Set task: Find each line with the string "View" and copy it.

[Stored data entries]
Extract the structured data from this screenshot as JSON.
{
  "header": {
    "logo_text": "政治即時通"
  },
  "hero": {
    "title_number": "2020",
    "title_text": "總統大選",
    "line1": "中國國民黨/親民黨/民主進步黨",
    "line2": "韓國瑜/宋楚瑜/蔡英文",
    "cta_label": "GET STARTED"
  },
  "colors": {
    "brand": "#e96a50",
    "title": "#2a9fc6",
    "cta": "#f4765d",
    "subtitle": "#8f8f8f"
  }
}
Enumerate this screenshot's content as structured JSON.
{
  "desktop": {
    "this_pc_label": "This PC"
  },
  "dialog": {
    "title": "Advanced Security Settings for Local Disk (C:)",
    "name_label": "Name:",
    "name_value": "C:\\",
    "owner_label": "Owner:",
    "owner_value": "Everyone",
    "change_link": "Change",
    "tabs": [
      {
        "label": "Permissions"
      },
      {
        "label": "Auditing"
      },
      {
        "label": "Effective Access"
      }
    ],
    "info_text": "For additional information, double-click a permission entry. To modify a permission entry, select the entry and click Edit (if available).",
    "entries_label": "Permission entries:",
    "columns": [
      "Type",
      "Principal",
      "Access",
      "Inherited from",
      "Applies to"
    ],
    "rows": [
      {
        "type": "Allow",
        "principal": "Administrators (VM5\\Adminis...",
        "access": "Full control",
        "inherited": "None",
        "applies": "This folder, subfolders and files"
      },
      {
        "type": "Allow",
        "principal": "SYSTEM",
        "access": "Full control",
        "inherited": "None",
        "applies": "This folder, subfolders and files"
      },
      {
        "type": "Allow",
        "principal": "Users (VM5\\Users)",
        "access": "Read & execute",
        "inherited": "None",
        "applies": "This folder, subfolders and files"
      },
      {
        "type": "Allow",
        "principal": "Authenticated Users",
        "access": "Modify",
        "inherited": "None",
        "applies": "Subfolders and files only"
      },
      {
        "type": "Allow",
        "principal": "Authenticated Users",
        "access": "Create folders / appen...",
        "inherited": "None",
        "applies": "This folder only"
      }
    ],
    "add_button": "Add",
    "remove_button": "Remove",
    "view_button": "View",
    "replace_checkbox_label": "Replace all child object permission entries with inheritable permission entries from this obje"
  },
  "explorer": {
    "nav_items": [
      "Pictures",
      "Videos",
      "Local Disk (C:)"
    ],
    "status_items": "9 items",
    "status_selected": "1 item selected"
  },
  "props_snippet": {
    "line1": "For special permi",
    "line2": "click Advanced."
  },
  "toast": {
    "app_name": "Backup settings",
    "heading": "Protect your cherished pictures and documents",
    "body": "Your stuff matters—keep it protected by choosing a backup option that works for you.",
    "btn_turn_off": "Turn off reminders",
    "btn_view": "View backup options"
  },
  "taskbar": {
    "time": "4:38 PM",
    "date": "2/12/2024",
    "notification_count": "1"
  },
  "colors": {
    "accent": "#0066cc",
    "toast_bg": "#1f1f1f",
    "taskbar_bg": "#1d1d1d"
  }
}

Solution to this problem:
    "view_button": "View",
    "btn_view": "View backup options"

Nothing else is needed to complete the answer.